__TASK OBJECTIVE__.
Look through the data and write out every line with the word "color" in it.
═══ DATA TO PROCESS
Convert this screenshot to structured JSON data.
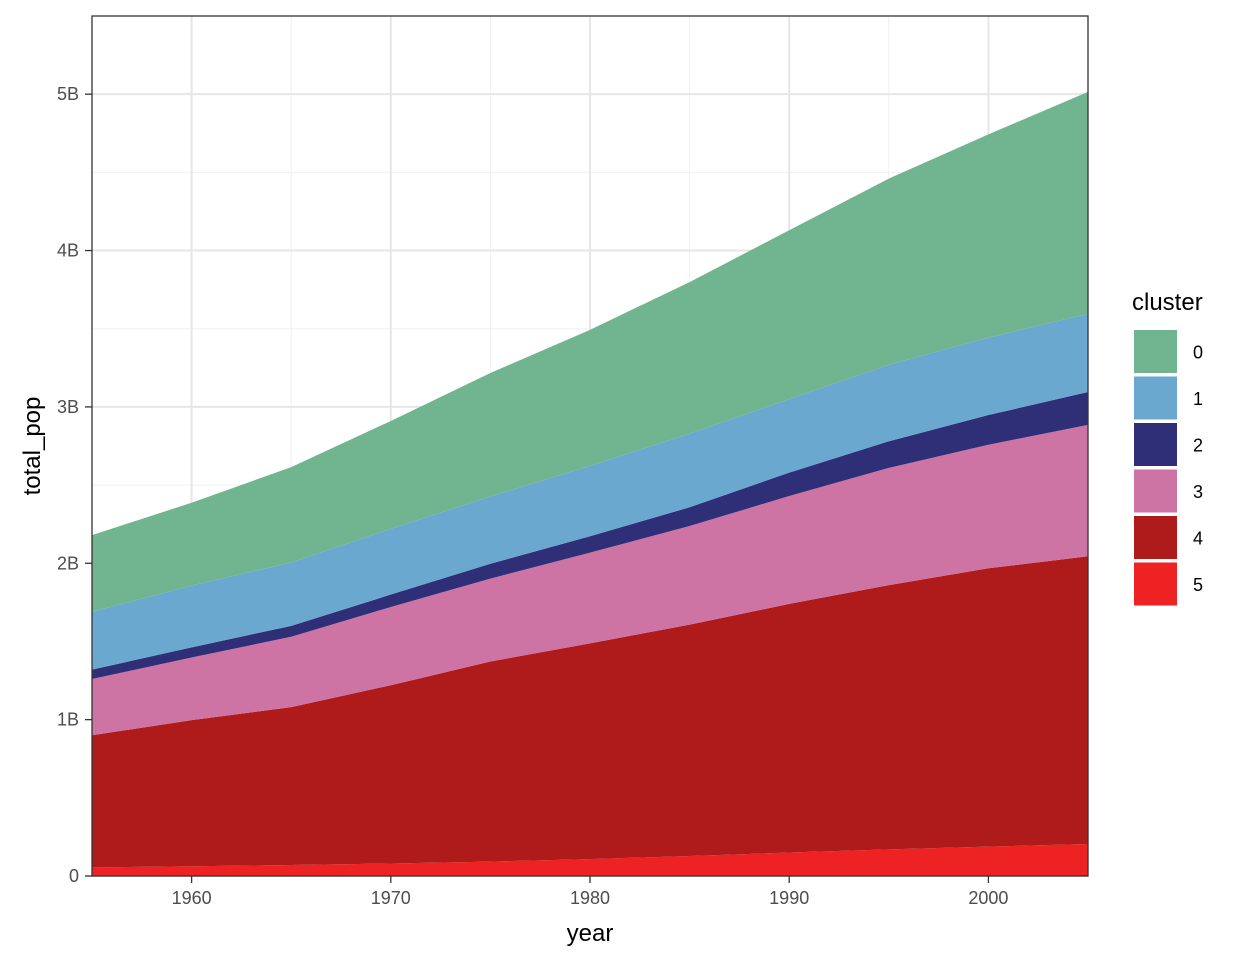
{
  "chart_data": {
    "type": "area",
    "stacked": true,
    "xlabel": "year",
    "ylabel": "total_pop",
    "xlim": [
      1955,
      2005
    ],
    "ylim": [
      0,
      5500000000
    ],
    "x_ticks": [
      1960,
      1970,
      1980,
      1990,
      2000
    ],
    "x_tick_labels": [
      "1960",
      "1970",
      "1980",
      "1990",
      "2000"
    ],
    "y_ticks": [
      0,
      1000000000,
      2000000000,
      3000000000,
      4000000000,
      5000000000
    ],
    "y_tick_labels": [
      "0",
      "1B",
      "2B",
      "3B",
      "4B",
      "5B"
    ],
    "grid": true,
    "legend_title": "cluster",
    "legend_position": "right",
    "x": [
      1955,
      1960,
      1965,
      1970,
      1975,
      1980,
      1985,
      1990,
      1995,
      2000,
      2005
    ],
    "series": [
      {
        "name": "5",
        "color": "#EE2222",
        "values": [
          55000000,
          62000000,
          70000000,
          80000000,
          92000000,
          108000000,
          128000000,
          150000000,
          170000000,
          188000000,
          205000000
        ]
      },
      {
        "name": "4",
        "color": "#AF1B1B",
        "values": [
          845000000,
          935000000,
          1010000000,
          1140000000,
          1280000000,
          1380000000,
          1480000000,
          1590000000,
          1690000000,
          1780000000,
          1840000000
        ]
      },
      {
        "name": "3",
        "color": "#CD74A5",
        "values": [
          360000000,
          400000000,
          450000000,
          500000000,
          530000000,
          580000000,
          630000000,
          690000000,
          750000000,
          790000000,
          840000000
        ]
      },
      {
        "name": "2",
        "color": "#2F2F78",
        "values": [
          60000000,
          65000000,
          70000000,
          80000000,
          95000000,
          105000000,
          120000000,
          150000000,
          170000000,
          190000000,
          210000000
        ]
      },
      {
        "name": "1",
        "color": "#6BA8D0",
        "values": [
          370000000,
          395000000,
          405000000,
          420000000,
          430000000,
          450000000,
          470000000,
          470000000,
          490000000,
          495000000,
          500000000
        ]
      },
      {
        "name": "0",
        "color": "#70B490",
        "values": [
          490000000,
          530000000,
          610000000,
          690000000,
          790000000,
          870000000,
          970000000,
          1080000000,
          1190000000,
          1300000000,
          1420000000
        ]
      }
    ],
    "legend_order": [
      "0",
      "1",
      "2",
      "3",
      "4",
      "5"
    ]
  }
}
══════
__EXERCISE ANSWER__.
        "color": "#EE2222",
        "color": "#AF1B1B",
        "color": "#CD74A5",
        "color": "#2F2F78",
        "color": "#6BA8D0",
        "color": "#70B490",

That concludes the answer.